▸ **What is expected**
Return the listing below exactly, with the pictures dropped.

** START Extracted data **

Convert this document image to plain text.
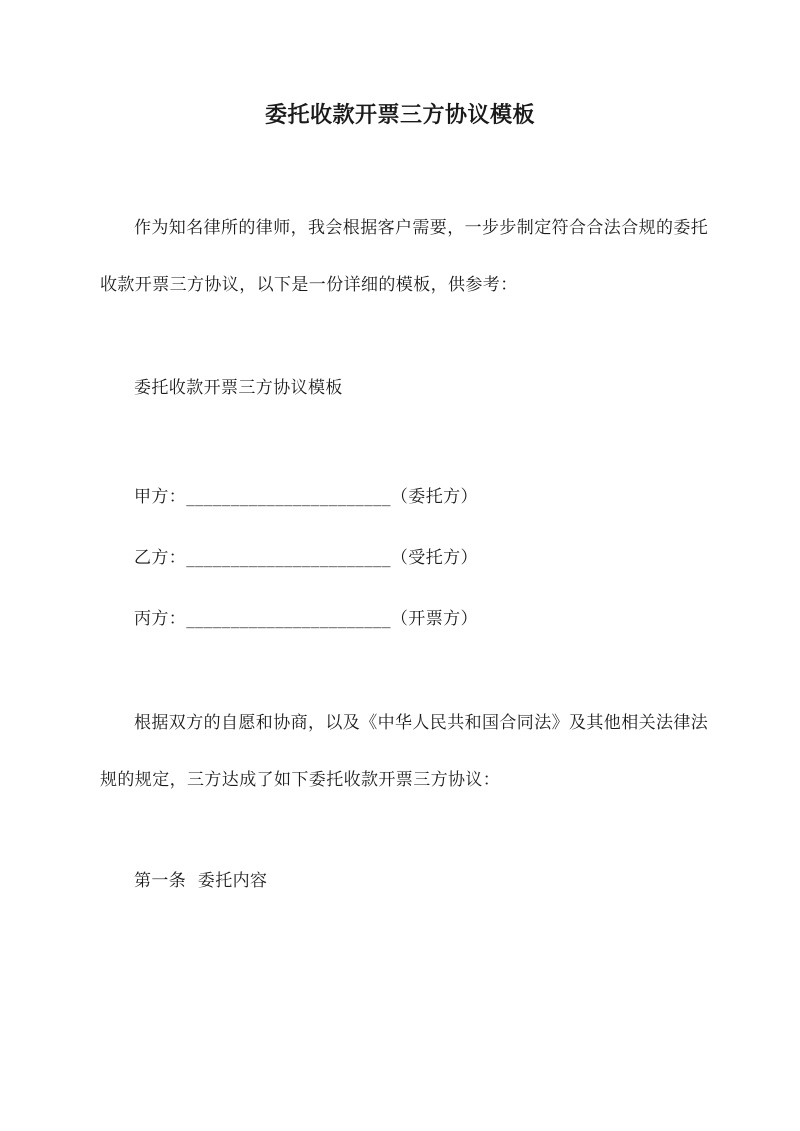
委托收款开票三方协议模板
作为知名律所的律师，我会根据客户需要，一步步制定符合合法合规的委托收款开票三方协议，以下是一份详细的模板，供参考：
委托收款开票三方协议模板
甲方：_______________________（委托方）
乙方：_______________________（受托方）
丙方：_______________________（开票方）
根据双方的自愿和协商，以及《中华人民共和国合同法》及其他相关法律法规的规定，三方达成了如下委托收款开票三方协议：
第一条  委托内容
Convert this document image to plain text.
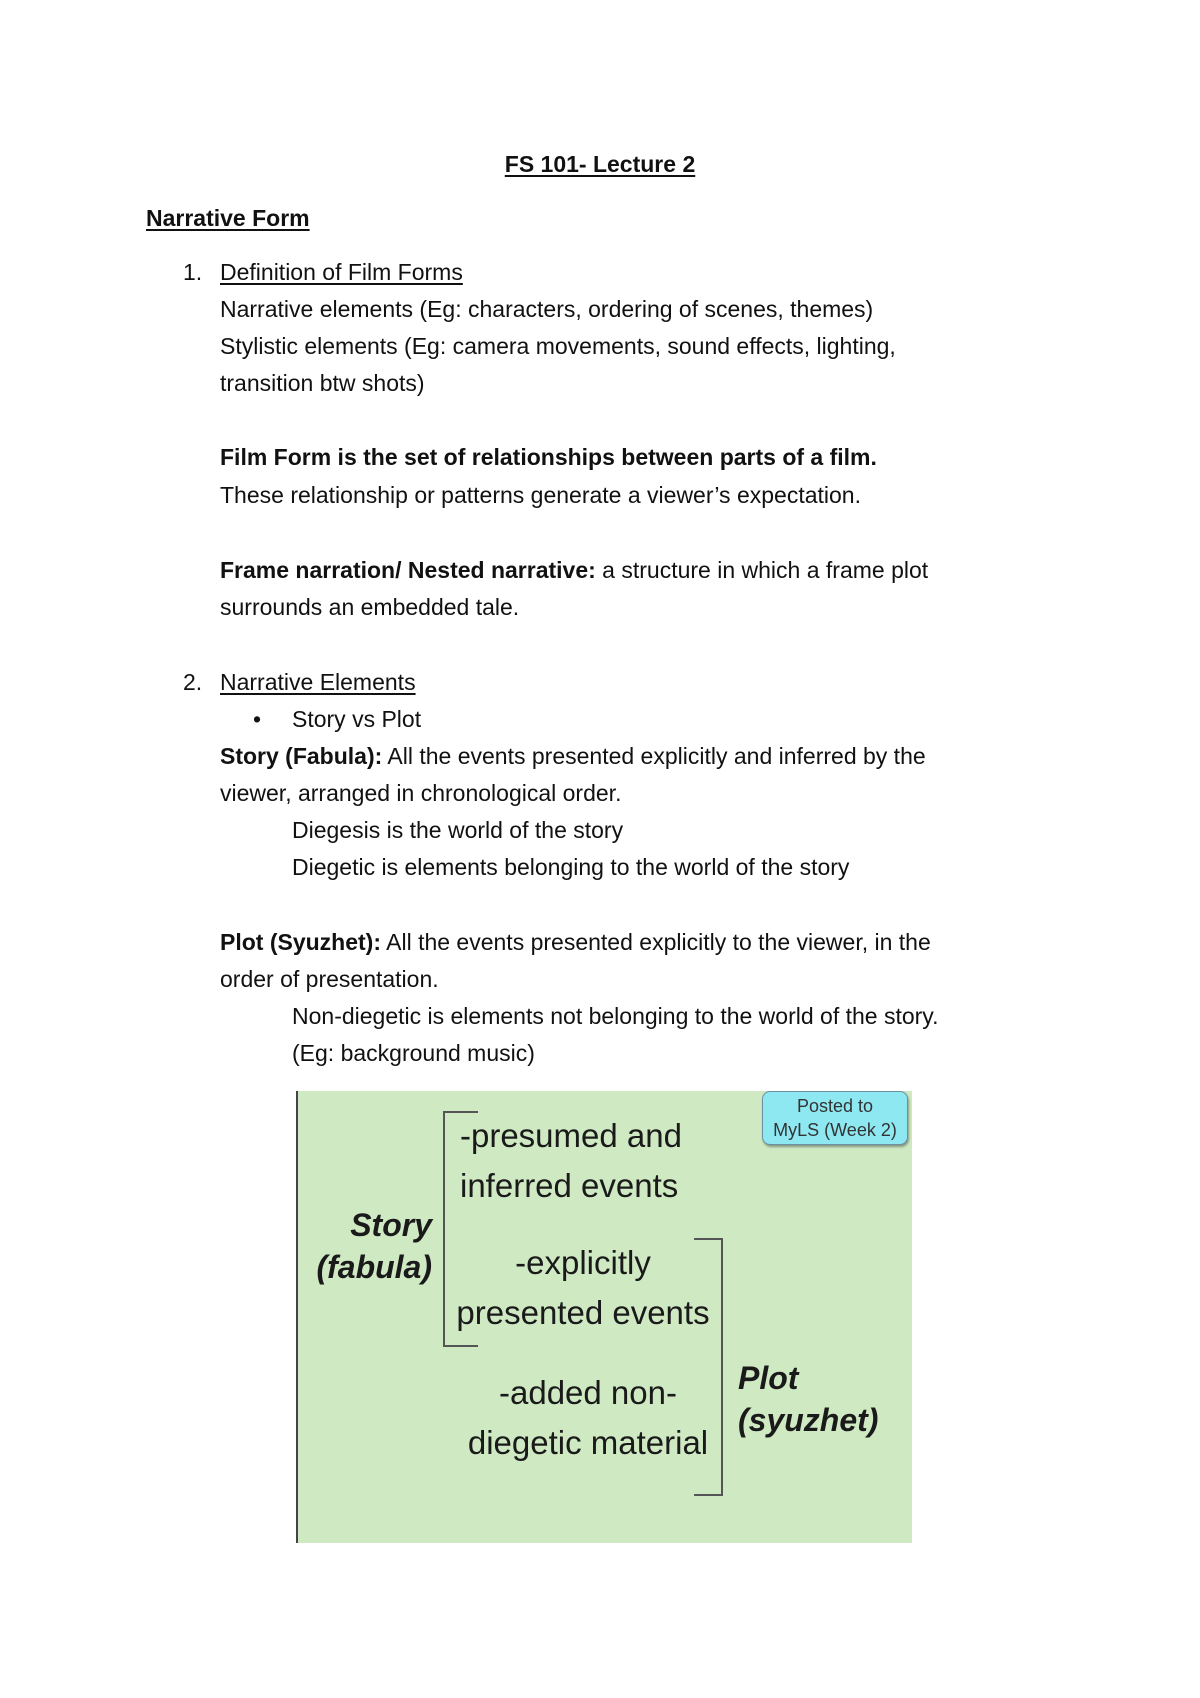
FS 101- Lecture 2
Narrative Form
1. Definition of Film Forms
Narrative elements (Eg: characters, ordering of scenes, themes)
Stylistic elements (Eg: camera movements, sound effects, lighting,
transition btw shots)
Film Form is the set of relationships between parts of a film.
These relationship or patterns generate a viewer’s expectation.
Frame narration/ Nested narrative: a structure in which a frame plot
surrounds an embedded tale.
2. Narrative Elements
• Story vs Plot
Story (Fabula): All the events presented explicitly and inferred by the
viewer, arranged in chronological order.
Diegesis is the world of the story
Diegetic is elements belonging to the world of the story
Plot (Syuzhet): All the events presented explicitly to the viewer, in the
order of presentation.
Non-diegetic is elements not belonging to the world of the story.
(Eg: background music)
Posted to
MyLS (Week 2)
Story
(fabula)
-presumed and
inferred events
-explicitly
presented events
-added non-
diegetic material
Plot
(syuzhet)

** END Extracted data **

▸ **Answer to this task**
Convert this document image to plain text.
委托收款开票三方协议模板
作为知名律所的律师，我会根据客户需要，一步步制定符合合法合规的委托收款开票三方协议，以下是一份详细的模板，供参考：
委托收款开票三方协议模板
甲方：_______________________（委托方）
乙方：_______________________（受托方）
丙方：_______________________（开票方）
根据双方的自愿和协商，以及《中华人民共和国合同法》及其他相关法律法规的规定，三方达成了如下委托收款开票三方协议：
第一条  委托内容
Convert this document image to plain text.
FS 101- Lecture 2
Narrative Form
1. Definition of Film Forms
Narrative elements (Eg: characters, ordering of scenes, themes)
Stylistic elements (Eg: camera movements, sound effects, lighting,
transition btw shots)
Film Form is the set of relationships between parts of a film.
These relationship or patterns generate a viewer’s expectation.
Frame narration/ Nested narrative: a structure in which a frame plot
surrounds an embedded tale.
2. Narrative Elements
• Story vs Plot
Story (Fabula): All the events presented explicitly and inferred by the
viewer, arranged in chronological order.
Diegesis is the world of the story
Diegetic is elements belonging to the world of the story
Plot (Syuzhet): All the events presented explicitly to the viewer, in the
order of presentation.
Non-diegetic is elements not belonging to the world of the story.
(Eg: background music)
Posted to
MyLS (Week 2)
Story
(fabula)
-presumed and
inferred events
-explicitly
presented events
-added non-
diegetic material
Plot
(syuzhet)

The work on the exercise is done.